#### Records to use
####################

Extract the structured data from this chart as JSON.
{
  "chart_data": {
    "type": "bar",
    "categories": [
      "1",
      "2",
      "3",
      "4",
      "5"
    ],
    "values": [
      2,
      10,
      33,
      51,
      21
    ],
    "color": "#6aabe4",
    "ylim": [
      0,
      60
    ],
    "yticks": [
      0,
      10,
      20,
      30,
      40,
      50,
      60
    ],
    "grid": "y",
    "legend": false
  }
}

####################

#### Written problem
Repeat the material above in full, exactly as it stands.

#### Exercise answer
Extract the structured data from this chart as JSON.
{
  "chart_data": {
    "type": "bar",
    "categories": [
      "1",
      "2",
      "3",
      "4",
      "5"
    ],
    "values": [
      2,
      10,
      33,
      51,
      21
    ],
    "color": "#6aabe4",
    "ylim": [
      0,
      60
    ],
    "yticks": [
      0,
      10,
      20,
      30,
      40,
      50,
      60
    ],
    "grid": "y",
    "legend": false
  }
}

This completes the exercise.